## What to do:
Your answer should be a single number: the count of lines containing the string "this".

## Saved entries:
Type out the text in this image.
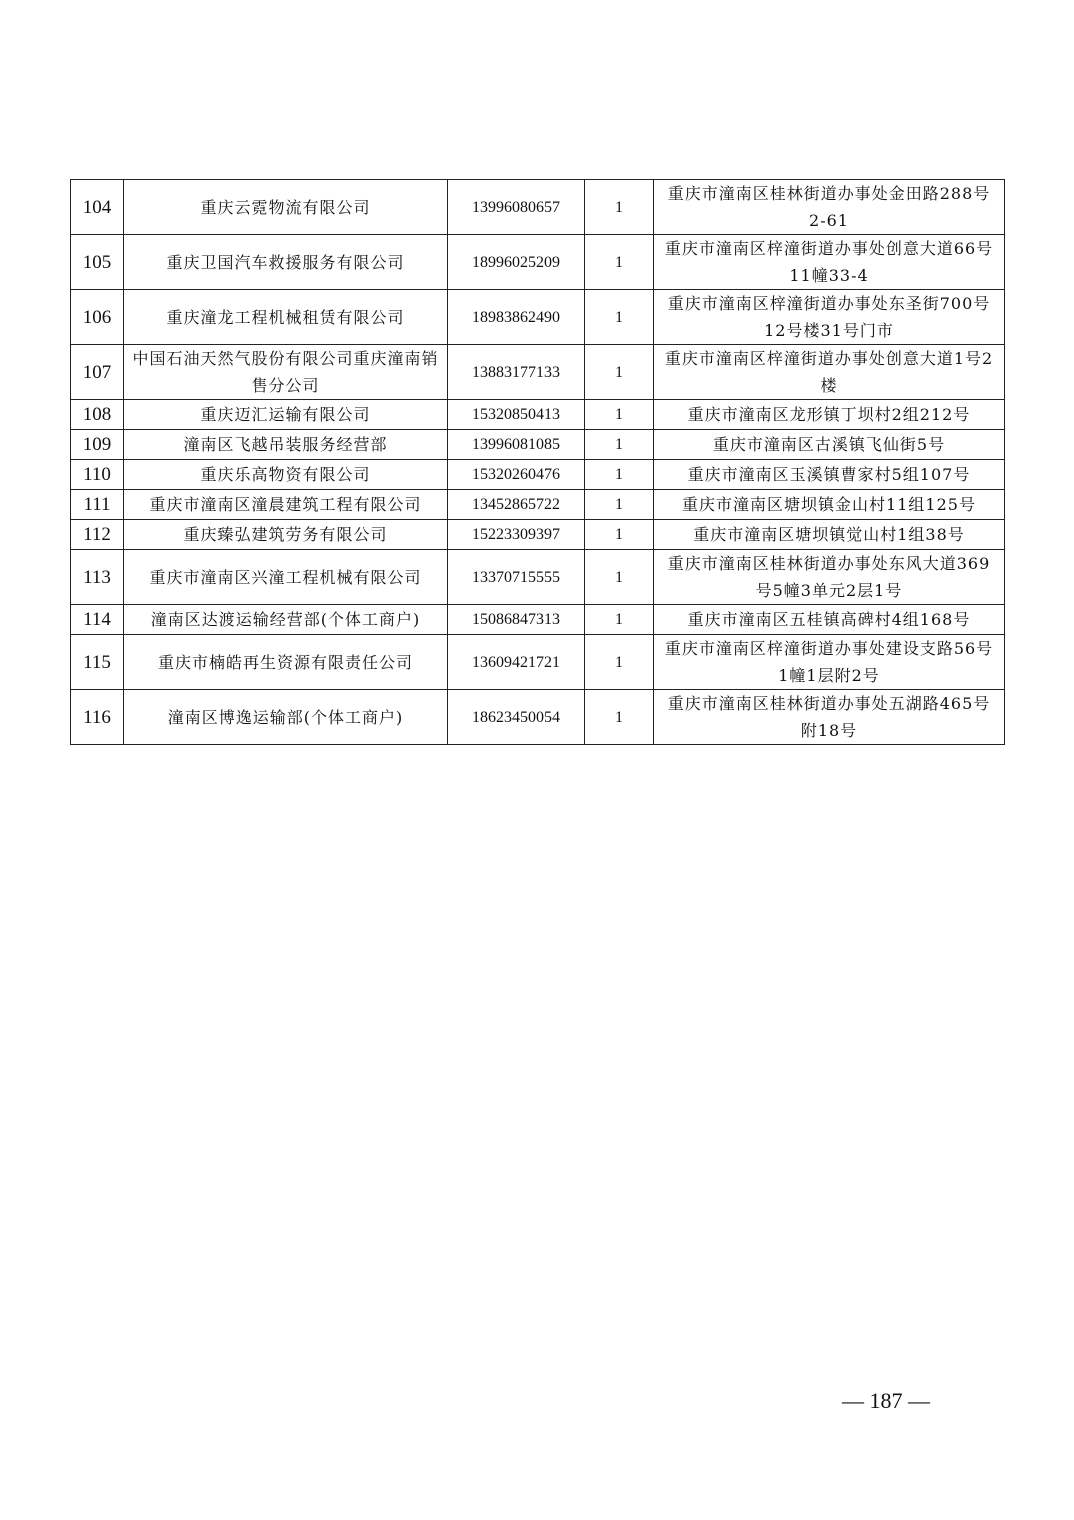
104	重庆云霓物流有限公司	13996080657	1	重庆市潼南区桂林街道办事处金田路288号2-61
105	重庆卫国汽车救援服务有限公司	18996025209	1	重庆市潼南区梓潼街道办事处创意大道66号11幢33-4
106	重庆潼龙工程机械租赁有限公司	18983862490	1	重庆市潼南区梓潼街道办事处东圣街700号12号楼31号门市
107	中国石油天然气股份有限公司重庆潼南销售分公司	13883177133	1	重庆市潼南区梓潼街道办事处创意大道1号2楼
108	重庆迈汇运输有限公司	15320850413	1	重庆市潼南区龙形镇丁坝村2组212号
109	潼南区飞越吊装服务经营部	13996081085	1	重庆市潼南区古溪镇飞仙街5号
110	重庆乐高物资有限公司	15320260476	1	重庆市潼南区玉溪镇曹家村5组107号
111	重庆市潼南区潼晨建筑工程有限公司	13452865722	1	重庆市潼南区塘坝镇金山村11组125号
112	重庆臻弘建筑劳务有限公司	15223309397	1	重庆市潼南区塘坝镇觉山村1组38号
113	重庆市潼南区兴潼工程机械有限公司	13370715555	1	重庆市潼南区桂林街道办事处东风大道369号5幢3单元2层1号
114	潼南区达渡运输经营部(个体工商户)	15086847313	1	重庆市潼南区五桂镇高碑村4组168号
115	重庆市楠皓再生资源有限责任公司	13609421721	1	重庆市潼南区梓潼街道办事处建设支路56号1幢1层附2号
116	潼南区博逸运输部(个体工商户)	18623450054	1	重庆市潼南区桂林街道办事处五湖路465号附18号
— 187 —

---

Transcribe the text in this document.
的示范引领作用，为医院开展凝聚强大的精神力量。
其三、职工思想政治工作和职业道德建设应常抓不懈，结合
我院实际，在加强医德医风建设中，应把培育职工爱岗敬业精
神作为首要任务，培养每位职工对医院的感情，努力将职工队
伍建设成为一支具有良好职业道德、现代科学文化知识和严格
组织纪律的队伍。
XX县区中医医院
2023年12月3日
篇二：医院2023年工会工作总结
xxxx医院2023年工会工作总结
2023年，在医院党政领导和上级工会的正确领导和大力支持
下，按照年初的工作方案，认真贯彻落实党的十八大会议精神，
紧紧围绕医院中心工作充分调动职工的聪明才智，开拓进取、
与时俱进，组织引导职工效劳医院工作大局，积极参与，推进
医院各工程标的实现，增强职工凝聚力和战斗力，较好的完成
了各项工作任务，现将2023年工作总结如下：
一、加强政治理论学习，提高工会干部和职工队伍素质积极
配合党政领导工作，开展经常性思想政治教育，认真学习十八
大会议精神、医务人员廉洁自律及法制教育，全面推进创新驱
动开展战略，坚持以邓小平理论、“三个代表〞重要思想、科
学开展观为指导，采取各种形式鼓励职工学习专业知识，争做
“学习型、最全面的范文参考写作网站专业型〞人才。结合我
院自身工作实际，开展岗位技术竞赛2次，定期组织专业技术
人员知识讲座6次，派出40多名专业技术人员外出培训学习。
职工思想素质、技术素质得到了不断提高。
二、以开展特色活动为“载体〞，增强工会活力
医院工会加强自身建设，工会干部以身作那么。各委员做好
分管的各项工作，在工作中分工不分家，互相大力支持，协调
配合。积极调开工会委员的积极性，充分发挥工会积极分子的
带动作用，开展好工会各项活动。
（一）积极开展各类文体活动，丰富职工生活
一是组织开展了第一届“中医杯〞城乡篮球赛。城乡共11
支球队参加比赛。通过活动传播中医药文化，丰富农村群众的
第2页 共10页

## Output:
2